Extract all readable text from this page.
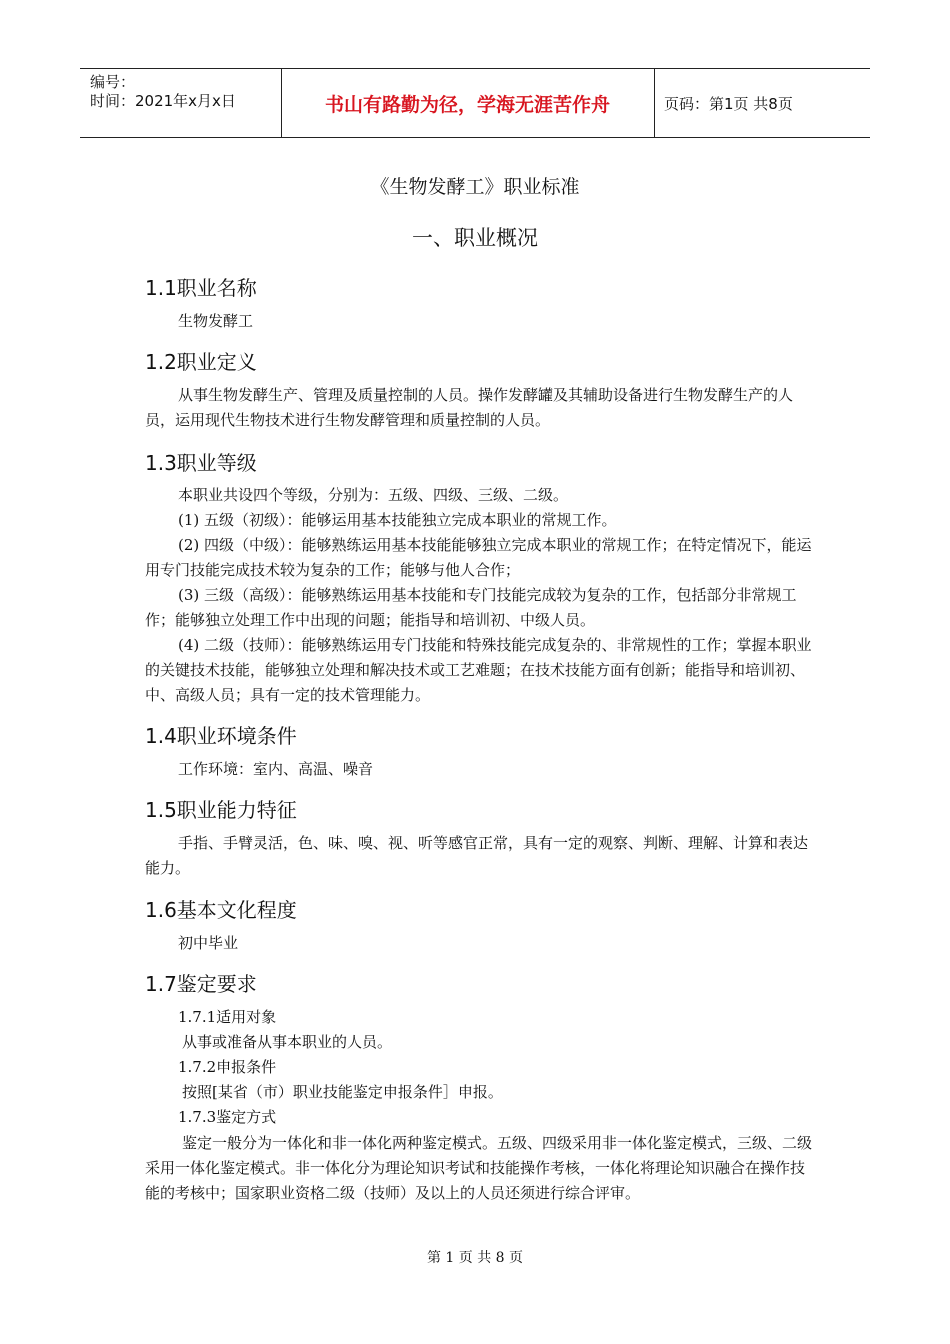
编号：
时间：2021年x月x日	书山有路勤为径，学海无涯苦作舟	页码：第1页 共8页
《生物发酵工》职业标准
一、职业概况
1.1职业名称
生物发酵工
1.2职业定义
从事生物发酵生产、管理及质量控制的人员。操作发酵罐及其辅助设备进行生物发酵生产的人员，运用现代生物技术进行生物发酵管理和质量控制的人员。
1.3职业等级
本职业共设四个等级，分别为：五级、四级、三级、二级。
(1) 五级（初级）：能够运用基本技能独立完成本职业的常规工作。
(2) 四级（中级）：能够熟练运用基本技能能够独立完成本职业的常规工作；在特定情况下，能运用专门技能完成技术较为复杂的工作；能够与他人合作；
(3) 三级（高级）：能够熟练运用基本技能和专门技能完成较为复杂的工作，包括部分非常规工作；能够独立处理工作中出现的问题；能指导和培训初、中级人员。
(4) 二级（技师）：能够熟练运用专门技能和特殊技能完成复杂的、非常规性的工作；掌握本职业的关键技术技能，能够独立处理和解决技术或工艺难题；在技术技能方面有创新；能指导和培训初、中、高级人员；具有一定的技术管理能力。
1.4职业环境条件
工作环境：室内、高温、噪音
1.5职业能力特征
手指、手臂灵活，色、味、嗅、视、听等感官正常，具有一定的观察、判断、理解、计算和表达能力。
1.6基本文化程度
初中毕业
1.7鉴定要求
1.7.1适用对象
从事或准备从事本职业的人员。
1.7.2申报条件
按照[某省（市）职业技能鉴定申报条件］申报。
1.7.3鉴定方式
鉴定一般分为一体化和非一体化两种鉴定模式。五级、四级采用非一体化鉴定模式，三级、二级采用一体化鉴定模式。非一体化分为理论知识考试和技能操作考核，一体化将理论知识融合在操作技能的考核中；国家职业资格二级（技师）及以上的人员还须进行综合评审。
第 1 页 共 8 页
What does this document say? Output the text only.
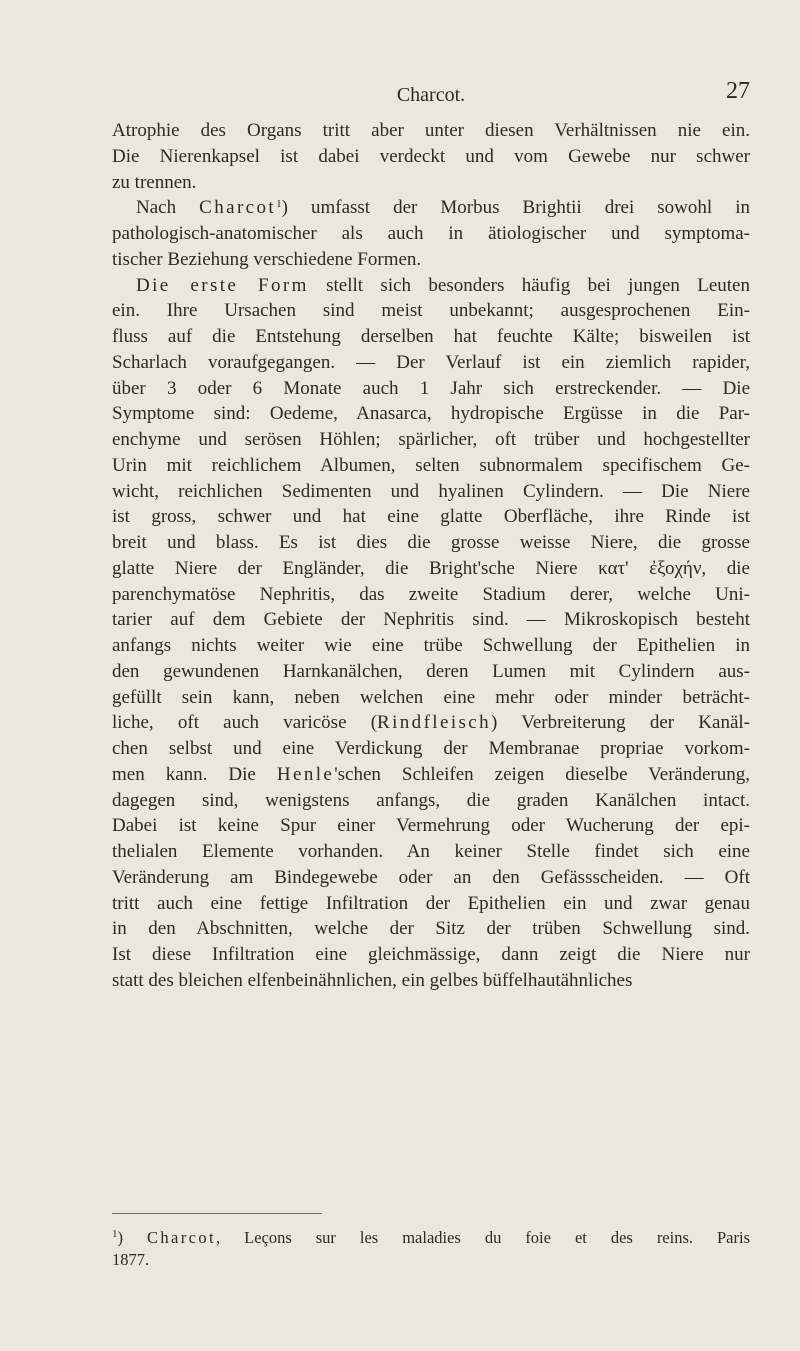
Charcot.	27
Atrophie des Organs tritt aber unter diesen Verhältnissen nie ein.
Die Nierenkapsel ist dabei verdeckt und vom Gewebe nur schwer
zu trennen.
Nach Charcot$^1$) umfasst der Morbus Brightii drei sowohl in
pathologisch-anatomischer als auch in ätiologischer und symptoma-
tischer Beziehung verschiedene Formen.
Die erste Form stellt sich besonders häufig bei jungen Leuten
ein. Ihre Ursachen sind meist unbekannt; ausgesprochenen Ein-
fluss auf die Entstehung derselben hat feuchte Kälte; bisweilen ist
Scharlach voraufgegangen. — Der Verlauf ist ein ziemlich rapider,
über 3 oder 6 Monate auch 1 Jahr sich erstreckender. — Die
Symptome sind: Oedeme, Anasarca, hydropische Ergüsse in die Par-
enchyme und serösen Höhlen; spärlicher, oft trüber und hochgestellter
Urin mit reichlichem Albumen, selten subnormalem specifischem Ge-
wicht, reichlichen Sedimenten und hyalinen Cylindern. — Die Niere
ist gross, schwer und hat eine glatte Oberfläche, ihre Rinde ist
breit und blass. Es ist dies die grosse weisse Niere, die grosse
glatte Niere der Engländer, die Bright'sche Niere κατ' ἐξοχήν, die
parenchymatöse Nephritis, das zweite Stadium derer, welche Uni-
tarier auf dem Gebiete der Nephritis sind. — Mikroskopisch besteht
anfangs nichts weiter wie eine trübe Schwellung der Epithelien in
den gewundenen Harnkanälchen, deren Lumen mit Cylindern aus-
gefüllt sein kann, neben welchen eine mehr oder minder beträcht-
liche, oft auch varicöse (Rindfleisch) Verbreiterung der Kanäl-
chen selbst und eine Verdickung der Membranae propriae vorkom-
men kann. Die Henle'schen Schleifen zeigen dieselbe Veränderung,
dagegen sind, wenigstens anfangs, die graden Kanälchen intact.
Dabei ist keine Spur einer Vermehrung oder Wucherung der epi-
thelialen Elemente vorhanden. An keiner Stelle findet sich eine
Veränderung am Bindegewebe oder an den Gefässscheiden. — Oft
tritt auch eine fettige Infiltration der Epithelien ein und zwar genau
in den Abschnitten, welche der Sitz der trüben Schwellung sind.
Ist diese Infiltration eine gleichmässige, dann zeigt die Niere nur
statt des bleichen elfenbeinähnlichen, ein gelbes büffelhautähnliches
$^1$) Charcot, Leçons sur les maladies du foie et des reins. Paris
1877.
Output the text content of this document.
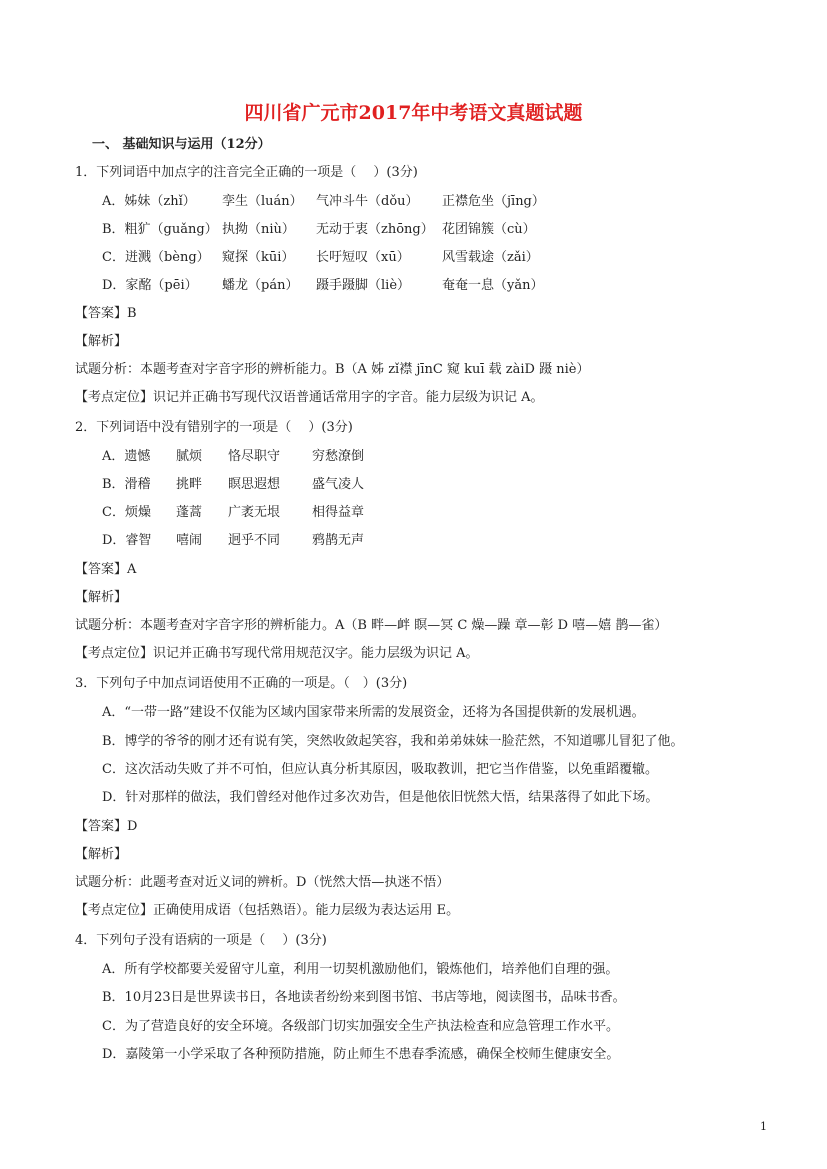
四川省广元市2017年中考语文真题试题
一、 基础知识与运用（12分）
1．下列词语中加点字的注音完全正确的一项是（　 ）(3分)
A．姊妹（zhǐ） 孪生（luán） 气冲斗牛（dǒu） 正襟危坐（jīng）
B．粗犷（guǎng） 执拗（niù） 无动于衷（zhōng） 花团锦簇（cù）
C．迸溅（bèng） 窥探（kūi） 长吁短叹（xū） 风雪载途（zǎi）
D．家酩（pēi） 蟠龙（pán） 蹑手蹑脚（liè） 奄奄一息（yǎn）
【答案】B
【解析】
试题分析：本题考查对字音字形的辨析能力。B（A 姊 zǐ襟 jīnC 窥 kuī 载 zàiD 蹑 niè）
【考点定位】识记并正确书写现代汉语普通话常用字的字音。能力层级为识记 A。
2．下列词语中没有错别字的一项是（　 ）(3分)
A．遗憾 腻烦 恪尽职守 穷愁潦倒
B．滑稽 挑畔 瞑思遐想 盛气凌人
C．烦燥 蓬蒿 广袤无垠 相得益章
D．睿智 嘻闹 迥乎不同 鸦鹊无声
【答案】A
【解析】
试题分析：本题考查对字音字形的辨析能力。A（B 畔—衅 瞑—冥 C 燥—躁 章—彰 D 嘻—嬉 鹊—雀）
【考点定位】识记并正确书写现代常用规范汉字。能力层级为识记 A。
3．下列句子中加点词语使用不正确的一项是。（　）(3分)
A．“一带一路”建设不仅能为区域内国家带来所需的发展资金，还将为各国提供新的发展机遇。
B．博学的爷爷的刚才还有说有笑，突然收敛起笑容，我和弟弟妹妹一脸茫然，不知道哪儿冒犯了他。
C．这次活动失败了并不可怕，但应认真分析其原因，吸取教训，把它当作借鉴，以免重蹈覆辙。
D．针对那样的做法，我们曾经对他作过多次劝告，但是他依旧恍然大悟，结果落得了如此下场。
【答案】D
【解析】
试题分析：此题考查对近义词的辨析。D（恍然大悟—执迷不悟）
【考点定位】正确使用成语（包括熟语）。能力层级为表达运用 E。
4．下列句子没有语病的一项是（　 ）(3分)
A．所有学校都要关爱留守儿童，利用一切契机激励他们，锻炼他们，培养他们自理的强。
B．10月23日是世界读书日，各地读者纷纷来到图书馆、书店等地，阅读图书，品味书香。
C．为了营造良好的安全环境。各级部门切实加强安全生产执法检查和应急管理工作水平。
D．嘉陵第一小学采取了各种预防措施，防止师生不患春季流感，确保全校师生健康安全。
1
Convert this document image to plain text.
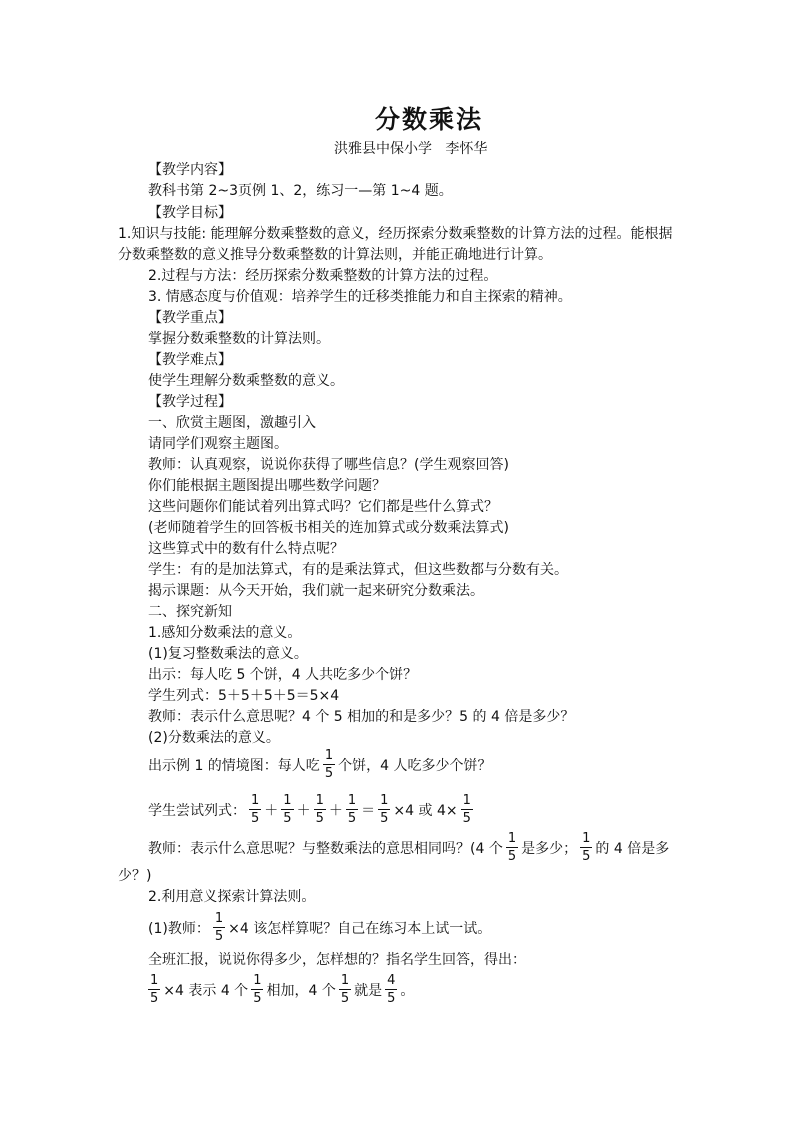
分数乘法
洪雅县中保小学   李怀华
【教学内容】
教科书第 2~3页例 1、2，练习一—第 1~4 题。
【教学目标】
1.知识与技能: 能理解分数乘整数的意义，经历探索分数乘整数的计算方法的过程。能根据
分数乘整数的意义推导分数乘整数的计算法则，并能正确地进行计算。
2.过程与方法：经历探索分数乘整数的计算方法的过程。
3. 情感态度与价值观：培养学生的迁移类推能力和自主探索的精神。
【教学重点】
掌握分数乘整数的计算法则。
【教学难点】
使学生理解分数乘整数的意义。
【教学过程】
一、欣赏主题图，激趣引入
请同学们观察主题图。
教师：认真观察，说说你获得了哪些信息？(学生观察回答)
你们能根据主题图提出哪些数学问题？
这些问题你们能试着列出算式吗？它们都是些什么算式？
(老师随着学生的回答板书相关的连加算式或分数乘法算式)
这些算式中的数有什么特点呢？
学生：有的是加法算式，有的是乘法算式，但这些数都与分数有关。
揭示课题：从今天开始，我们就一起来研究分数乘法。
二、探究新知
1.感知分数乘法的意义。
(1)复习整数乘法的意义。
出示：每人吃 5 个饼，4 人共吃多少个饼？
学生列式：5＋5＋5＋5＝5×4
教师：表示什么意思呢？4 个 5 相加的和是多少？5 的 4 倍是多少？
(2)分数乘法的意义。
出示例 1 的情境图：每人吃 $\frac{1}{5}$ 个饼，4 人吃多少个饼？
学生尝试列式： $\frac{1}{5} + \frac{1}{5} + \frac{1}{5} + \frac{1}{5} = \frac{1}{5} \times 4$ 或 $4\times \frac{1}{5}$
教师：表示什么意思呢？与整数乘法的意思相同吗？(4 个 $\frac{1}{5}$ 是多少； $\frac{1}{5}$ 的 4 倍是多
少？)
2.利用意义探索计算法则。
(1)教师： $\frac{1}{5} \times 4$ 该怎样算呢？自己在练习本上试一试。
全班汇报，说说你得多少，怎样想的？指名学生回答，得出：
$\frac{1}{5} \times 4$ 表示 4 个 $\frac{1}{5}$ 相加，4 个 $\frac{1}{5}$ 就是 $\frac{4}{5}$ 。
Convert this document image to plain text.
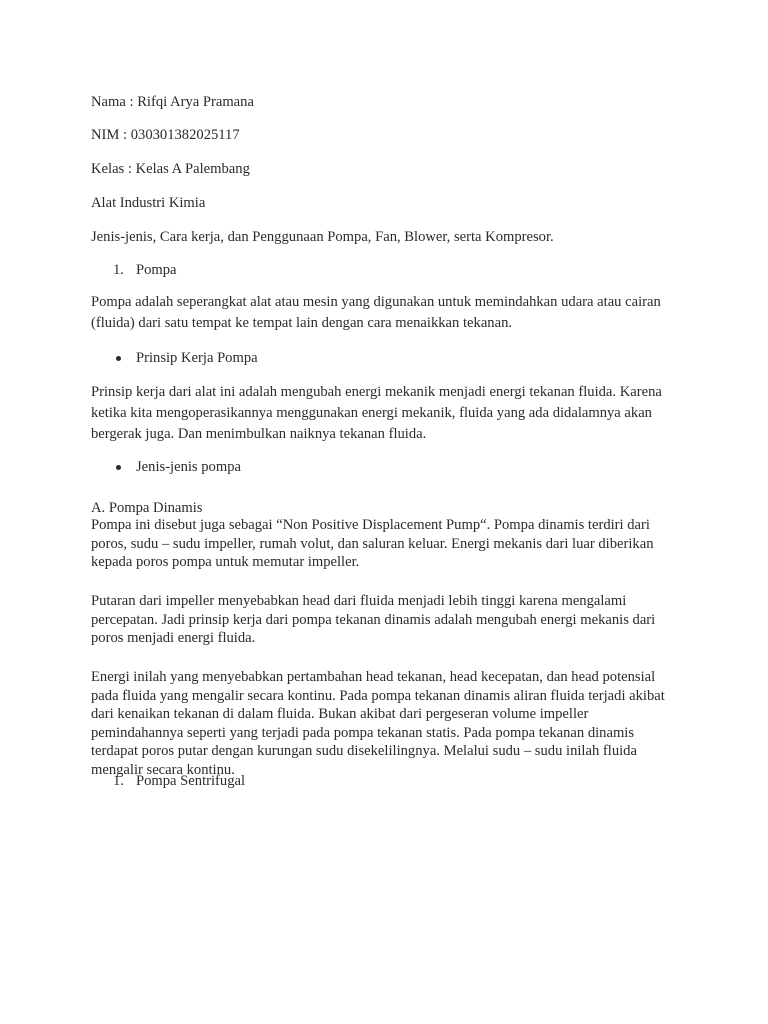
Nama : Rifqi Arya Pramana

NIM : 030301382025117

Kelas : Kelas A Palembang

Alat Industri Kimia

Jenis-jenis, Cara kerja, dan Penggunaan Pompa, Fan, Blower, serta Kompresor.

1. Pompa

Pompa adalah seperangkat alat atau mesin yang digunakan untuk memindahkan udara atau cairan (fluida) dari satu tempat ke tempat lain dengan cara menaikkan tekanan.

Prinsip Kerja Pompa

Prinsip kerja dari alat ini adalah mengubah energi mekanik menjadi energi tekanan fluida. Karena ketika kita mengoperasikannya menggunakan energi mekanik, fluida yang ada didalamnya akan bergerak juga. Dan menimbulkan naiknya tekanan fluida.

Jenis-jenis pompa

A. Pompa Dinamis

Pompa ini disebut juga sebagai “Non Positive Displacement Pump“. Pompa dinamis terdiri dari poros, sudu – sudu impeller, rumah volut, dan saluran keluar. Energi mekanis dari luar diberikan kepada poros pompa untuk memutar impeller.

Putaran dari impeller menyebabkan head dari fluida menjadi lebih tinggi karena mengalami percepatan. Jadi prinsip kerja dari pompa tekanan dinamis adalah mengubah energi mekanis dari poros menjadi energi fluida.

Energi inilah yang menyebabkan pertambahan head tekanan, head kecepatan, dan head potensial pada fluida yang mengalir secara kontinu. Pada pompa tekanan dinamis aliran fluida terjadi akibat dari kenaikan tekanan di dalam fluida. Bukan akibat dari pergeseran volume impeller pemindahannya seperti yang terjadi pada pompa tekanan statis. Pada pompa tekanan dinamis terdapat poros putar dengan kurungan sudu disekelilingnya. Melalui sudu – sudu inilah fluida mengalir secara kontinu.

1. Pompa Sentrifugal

- EXERCISE: Within the listing, how many lines hold the word "Charcot"? Only the number is to be given.

- THE ANSWER: 3